■ **Exercise description**
Compute the number of lines that include the string "Лампа", then output that number and nothing else.

*** Available data

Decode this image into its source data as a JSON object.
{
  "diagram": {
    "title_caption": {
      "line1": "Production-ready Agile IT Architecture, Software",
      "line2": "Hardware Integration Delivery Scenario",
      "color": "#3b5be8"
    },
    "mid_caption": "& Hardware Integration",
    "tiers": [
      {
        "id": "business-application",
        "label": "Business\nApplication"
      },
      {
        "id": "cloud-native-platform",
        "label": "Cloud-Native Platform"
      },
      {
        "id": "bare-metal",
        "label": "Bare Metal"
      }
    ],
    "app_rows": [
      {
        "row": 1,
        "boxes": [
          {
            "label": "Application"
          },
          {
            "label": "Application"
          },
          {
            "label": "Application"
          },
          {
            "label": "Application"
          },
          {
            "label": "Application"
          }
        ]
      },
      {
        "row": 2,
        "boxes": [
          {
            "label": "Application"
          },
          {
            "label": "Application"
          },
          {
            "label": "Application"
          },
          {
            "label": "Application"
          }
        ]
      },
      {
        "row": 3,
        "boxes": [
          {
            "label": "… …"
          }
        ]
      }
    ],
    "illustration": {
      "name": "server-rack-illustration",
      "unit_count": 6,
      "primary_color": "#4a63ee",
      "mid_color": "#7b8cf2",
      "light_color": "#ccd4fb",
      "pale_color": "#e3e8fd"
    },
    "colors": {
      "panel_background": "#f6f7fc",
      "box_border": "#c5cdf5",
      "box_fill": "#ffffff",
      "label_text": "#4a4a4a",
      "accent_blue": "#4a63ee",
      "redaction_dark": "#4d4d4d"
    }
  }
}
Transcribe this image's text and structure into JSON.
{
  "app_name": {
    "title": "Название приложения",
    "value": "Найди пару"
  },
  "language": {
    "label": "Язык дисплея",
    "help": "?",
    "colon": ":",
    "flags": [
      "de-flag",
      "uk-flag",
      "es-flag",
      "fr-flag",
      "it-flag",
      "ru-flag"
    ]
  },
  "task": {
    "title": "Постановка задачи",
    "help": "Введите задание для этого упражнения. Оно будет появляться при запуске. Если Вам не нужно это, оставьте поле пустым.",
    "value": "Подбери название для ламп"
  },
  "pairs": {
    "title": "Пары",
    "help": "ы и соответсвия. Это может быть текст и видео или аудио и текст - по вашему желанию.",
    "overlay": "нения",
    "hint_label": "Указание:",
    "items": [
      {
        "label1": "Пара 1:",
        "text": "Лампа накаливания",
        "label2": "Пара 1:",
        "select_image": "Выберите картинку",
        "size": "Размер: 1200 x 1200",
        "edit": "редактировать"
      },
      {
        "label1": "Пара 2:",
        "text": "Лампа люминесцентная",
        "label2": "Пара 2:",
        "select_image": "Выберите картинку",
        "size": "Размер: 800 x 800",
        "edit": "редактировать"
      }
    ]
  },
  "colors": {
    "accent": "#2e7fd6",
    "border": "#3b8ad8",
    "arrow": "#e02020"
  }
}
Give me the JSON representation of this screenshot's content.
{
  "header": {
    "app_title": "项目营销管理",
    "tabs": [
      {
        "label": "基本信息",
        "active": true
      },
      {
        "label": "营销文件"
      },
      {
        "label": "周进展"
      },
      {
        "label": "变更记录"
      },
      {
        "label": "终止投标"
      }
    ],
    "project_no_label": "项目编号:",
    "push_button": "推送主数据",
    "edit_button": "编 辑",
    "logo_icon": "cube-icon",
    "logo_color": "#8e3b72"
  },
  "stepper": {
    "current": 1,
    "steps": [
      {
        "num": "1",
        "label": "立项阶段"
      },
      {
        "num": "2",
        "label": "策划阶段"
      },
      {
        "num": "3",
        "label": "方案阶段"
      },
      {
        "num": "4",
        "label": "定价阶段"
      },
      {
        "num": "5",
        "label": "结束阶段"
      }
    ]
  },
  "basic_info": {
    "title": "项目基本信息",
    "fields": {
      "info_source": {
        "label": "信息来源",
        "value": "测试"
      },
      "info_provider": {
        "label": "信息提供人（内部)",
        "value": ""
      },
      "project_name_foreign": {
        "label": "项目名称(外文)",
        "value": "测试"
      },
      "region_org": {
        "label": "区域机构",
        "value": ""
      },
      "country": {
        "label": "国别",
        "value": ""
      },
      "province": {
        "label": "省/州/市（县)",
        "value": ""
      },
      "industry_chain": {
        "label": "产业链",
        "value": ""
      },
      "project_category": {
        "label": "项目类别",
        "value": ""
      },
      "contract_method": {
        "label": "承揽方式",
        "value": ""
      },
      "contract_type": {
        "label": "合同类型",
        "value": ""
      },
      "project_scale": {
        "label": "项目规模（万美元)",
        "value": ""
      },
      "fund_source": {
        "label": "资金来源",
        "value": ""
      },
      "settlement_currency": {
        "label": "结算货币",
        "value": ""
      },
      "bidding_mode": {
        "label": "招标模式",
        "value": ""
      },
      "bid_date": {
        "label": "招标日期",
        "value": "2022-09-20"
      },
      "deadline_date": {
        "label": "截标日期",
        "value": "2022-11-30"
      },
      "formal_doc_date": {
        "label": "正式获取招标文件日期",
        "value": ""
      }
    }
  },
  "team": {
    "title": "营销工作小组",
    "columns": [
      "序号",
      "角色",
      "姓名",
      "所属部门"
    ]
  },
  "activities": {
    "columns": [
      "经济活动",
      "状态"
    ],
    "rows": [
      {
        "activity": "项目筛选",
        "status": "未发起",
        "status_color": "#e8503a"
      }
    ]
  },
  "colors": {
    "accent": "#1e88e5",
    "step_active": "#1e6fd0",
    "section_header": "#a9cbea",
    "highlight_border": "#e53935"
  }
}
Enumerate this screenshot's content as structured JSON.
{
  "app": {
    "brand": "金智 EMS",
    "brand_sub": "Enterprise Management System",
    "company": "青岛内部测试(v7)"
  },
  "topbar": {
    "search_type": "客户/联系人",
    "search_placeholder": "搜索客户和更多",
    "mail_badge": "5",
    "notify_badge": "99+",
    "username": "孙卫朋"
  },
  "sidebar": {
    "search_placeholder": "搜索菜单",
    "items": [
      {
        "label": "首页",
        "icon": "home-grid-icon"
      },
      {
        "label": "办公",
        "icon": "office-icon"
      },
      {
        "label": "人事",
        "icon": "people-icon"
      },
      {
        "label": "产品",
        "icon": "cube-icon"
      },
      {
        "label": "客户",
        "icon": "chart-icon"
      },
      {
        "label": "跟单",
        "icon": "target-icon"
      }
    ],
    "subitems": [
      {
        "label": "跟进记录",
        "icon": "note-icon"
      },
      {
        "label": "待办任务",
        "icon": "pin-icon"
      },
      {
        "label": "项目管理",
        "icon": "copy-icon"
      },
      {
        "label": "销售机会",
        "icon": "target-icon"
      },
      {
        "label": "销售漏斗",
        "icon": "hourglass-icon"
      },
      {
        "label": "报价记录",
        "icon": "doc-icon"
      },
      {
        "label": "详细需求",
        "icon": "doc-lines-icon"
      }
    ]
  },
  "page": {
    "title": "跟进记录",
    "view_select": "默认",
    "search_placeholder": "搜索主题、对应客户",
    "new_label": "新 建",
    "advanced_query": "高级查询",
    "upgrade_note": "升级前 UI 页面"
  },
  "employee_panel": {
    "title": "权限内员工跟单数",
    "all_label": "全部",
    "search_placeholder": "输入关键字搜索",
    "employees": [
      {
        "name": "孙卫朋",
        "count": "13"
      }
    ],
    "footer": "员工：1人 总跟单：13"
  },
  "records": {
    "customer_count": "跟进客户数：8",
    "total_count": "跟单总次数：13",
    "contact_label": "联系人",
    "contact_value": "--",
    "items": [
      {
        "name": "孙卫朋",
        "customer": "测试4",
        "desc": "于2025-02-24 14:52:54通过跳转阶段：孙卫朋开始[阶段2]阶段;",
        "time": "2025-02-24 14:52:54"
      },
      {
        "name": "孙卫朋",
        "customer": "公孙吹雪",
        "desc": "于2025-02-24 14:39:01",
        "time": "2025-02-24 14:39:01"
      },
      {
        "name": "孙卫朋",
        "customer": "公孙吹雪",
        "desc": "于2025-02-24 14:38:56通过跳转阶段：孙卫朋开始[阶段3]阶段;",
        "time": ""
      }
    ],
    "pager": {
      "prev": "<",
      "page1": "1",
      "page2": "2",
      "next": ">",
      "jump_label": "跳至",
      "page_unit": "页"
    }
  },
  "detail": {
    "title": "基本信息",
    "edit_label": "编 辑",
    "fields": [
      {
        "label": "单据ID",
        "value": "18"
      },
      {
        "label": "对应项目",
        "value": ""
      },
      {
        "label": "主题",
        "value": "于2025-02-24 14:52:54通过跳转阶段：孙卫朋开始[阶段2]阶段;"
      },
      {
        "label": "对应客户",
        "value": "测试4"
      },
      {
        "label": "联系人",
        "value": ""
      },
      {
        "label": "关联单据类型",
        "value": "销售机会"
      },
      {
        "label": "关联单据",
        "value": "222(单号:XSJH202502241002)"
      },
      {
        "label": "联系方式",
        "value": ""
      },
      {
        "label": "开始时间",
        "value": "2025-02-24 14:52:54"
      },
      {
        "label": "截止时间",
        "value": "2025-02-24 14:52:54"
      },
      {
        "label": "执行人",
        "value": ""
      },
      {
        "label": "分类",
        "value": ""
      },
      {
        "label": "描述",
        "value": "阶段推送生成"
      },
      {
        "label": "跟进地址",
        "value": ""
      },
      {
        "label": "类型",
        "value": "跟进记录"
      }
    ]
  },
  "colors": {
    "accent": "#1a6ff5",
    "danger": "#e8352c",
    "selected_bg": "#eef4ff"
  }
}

******

■ **Output for this exercise**
2